## Begin

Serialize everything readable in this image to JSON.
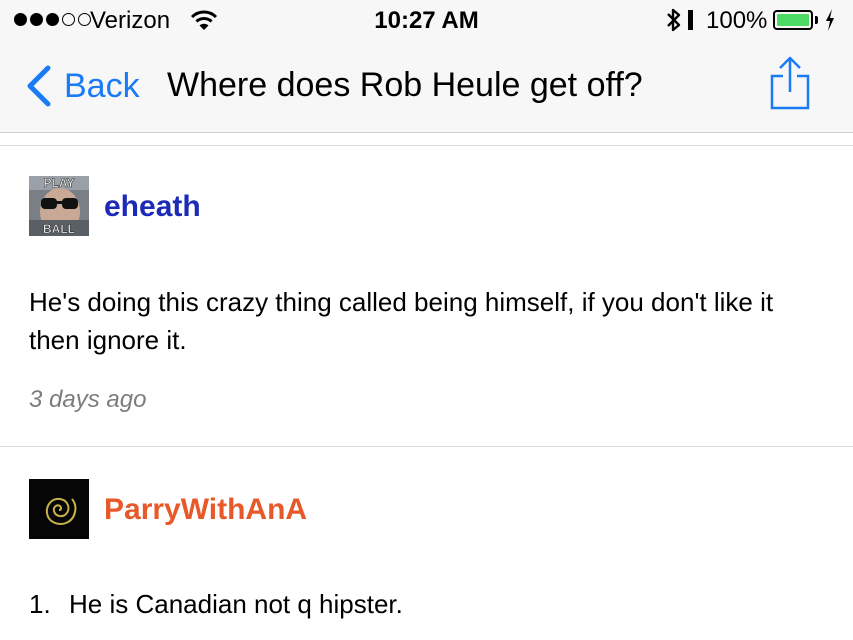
{
  "status_bar": {
    "carrier": "Verizon",
    "time": "10:27 AM",
    "battery_percent": "100%",
    "signal_bars": 3,
    "signal_total": 5
  },
  "nav": {
    "back_label": "Back",
    "title": "Where does Rob Heule get off?",
    "accent_color": "#1a7cf5"
  },
  "comments": [
    {
      "username": "eheath",
      "username_color": "#1b2bb5",
      "avatar_top_text": "PLAY",
      "avatar_bottom_text": "BALL",
      "body": "He's doing this crazy thing called being himself, if you don't like it then ignore it.",
      "timestamp": "3 days ago"
    },
    {
      "username": "ParryWithAnA",
      "username_color": "#e8592a",
      "list": [
        {
          "number": "1.",
          "text": "He is Canadian not q hipster."
        }
      ]
    }
  ]
}
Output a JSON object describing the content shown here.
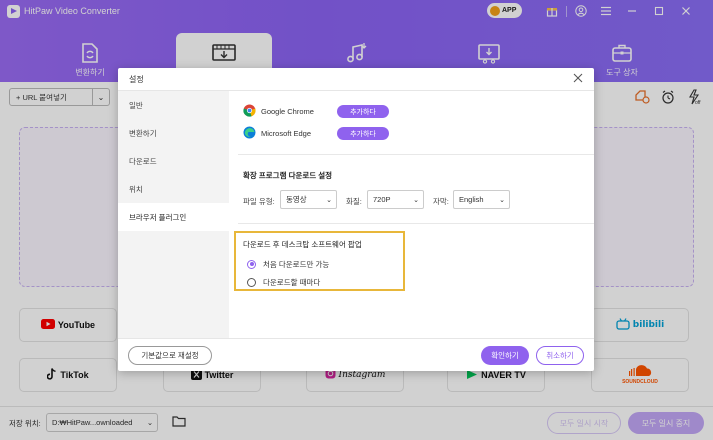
{
  "app": {
    "title": "HitPaw Video Converter",
    "badge": "APP"
  },
  "main_tabs": [
    {
      "label": "변환하기",
      "icon": "convert-icon"
    },
    {
      "label": "",
      "icon": "download-icon",
      "active": true
    },
    {
      "label": "",
      "icon": "music-icon"
    },
    {
      "label": "",
      "icon": "video-edit-icon"
    },
    {
      "label": "도구 상자",
      "icon": "toolbox-icon"
    }
  ],
  "toolbar": {
    "url_paste": "+ URL 붙여넣기"
  },
  "sites": [
    {
      "name": "YouTube"
    },
    {
      "name": "bilibili"
    },
    {
      "name": "TikTok"
    },
    {
      "name": "Twitter"
    },
    {
      "name": "Instagram"
    },
    {
      "name": "NAVER TV"
    },
    {
      "name": "SOUNDCLOUD"
    }
  ],
  "bottom": {
    "save_label": "저장 위치:",
    "save_path": "D:₩HitPaw...ownloaded",
    "pause_all": "모두 일시 시작",
    "stop_all": "모두 일시 중지"
  },
  "dialog": {
    "title": "설정",
    "sidebar": [
      "일반",
      "변환하기",
      "다운로드",
      "위치",
      "브라우저 플러그인"
    ],
    "active_index": 4,
    "browsers": [
      {
        "name": "Google Chrome",
        "action": "추가하다"
      },
      {
        "name": "Microsoft Edge",
        "action": "추가하다"
      }
    ],
    "ext_section_title": "확장 프로그램 다운로드 설정",
    "file_type_label": "파일 유형:",
    "file_type_value": "동영상",
    "quality_label": "화질:",
    "quality_value": "720P",
    "subtitle_label": "자막:",
    "subtitle_value": "English",
    "popup_title": "다운로드 후 데스크탑 소프트웨어 팝업",
    "popup_options": [
      {
        "label": "처음 다운로드만 가능",
        "selected": true
      },
      {
        "label": "다운로드할 때마다",
        "selected": false
      }
    ],
    "reset_label": "기본값으로 재설정",
    "ok_label": "확인하기",
    "cancel_label": "취소하기"
  },
  "colors": {
    "accent": "#8f62ee",
    "highlight": "#e8b73a",
    "youtube": "#ff0000",
    "bilibili": "#00a1d6"
  }
}
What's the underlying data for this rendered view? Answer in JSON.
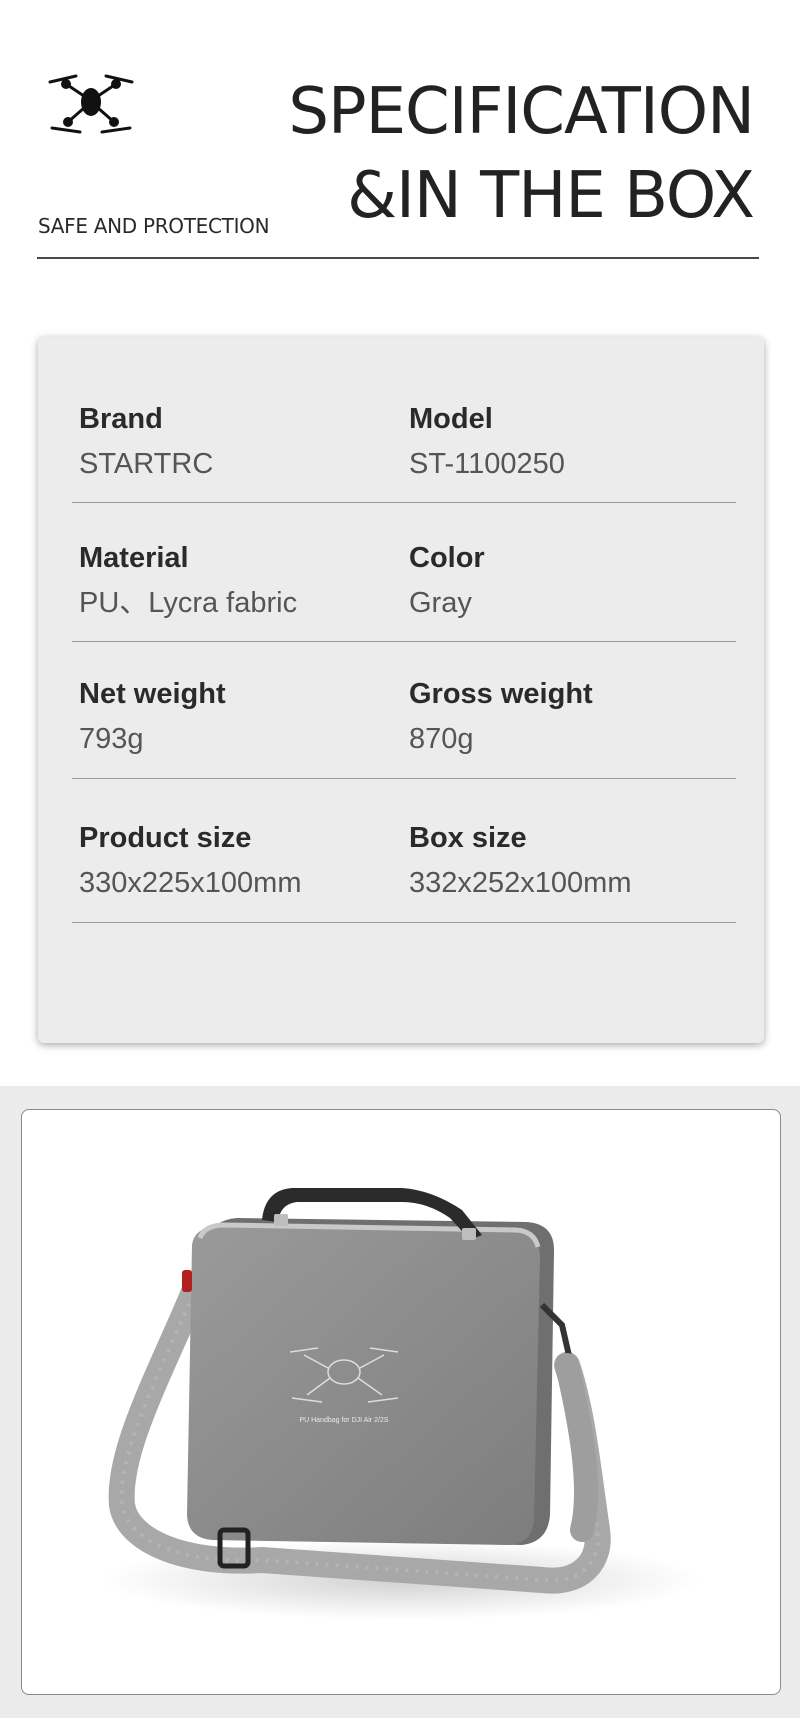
{
  "header": {
    "logo_icon": "drone-icon",
    "title_line1": "SPECIFICATION",
    "title_line2": "&IN THE BOX",
    "subtitle": "SAFE AND PROTECTION"
  },
  "specs": [
    {
      "left_label": "Brand",
      "left_value": "STARTRC",
      "right_label": "Model",
      "right_value": "ST-1100250"
    },
    {
      "left_label": "Material",
      "left_value": "PU、Lycra fabric",
      "right_label": "Color",
      "right_value": "Gray"
    },
    {
      "left_label": "Net weight",
      "left_value": "793g",
      "right_label": "Gross weight",
      "right_value": "870g"
    },
    {
      "left_label": "Product size",
      "left_value": "330x225x100mm",
      "right_label": "Box size",
      "right_value": "332x252x100mm"
    }
  ],
  "product": {
    "bag_print": "PU Handbag for DJI Air 2/2S",
    "colors": {
      "bag": "#8e8e8e",
      "strap": "#a9a9a9",
      "handle": "#2b2b2b"
    }
  }
}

## End

▶ [STATED GOAL]
Reproduce the records verbatim, omitting all images they contain.

▶ [COMPLETED TASK]
Serialize everything readable in this image to JSON.
{
  "status_bar": {
    "carrier": "Verizon",
    "time": "10:27 AM",
    "battery_percent": "100%",
    "signal_bars": 3,
    "signal_total": 5
  },
  "nav": {
    "back_label": "Back",
    "title": "Where does Rob Heule get off?",
    "accent_color": "#1a7cf5"
  },
  "comments": [
    {
      "username": "eheath",
      "username_color": "#1b2bb5",
      "avatar_top_text": "PLAY",
      "avatar_bottom_text": "BALL",
      "body": "He's doing this crazy thing called being himself, if you don't like it then ignore it.",
      "timestamp": "3 days ago"
    },
    {
      "username": "ParryWithAnA",
      "username_color": "#e8592a",
      "list": [
        {
          "number": "1.",
          "text": "He is Canadian not q hipster."
        }
      ]
    }
  ]
}
Output a JSON object describing the content shown here.
{
  "app": {
    "title": "HitPaw Video Converter",
    "badge": "APP"
  },
  "main_tabs": [
    {
      "label": "변환하기",
      "icon": "convert-icon"
    },
    {
      "label": "",
      "icon": "download-icon",
      "active": true
    },
    {
      "label": "",
      "icon": "music-icon"
    },
    {
      "label": "",
      "icon": "video-edit-icon"
    },
    {
      "label": "도구 상자",
      "icon": "toolbox-icon"
    }
  ],
  "toolbar": {
    "url_paste": "+ URL 붙여넣기"
  },
  "sites": [
    {
      "name": "YouTube"
    },
    {
      "name": "bilibili"
    },
    {
      "name": "TikTok"
    },
    {
      "name": "Twitter"
    },
    {
      "name": "Instagram"
    },
    {
      "name": "NAVER TV"
    },
    {
      "name": "SOUNDCLOUD"
    }
  ],
  "bottom": {
    "save_label": "저장 위치:",
    "save_path": "D:₩HitPaw...ownloaded",
    "pause_all": "모두 일시 시작",
    "stop_all": "모두 일시 중지"
  },
  "dialog": {
    "title": "설정",
    "sidebar": [
      "일반",
      "변환하기",
      "다운로드",
      "위치",
      "브라우저 플러그인"
    ],
    "active_index": 4,
    "browsers": [
      {
        "name": "Google Chrome",
        "action": "추가하다"
      },
      {
        "name": "Microsoft Edge",
        "action": "추가하다"
      }
    ],
    "ext_section_title": "확장 프로그램 다운로드 설정",
    "file_type_label": "파일 유형:",
    "file_type_value": "동영상",
    "quality_label": "화질:",
    "quality_value": "720P",
    "subtitle_label": "자막:",
    "subtitle_value": "English",
    "popup_title": "다운로드 후 데스크탑 소프트웨어 팝업",
    "popup_options": [
      {
        "label": "처음 다운로드만 가능",
        "selected": true
      },
      {
        "label": "다운로드할 때마다",
        "selected": false
      }
    ],
    "reset_label": "기본값으로 재설정",
    "ok_label": "확인하기",
    "cancel_label": "취소하기"
  },
  "colors": {
    "accent": "#8f62ee",
    "highlight": "#e8b73a",
    "youtube": "#ff0000",
    "bilibili": "#00a1d6"
  }
}
What's the underlying data for this rendered view? Answer in JSON.
{
  "header": {
    "logo_icon": "drone-icon",
    "title_line1": "SPECIFICATION",
    "title_line2": "&IN THE BOX",
    "subtitle": "SAFE AND PROTECTION"
  },
  "specs": [
    {
      "left_label": "Brand",
      "left_value": "STARTRC",
      "right_label": "Model",
      "right_value": "ST-1100250"
    },
    {
      "left_label": "Material",
      "left_value": "PU、Lycra fabric",
      "right_label": "Color",
      "right_value": "Gray"
    },
    {
      "left_label": "Net weight",
      "left_value": "793g",
      "right_label": "Gross weight",
      "right_value": "870g"
    },
    {
      "left_label": "Product size",
      "left_value": "330x225x100mm",
      "right_label": "Box size",
      "right_value": "332x252x100mm"
    }
  ],
  "product": {
    "bag_print": "PU Handbag for DJI Air 2/2S",
    "colors": {
      "bag": "#8e8e8e",
      "strap": "#a9a9a9",
      "handle": "#2b2b2b"
    }
  }
}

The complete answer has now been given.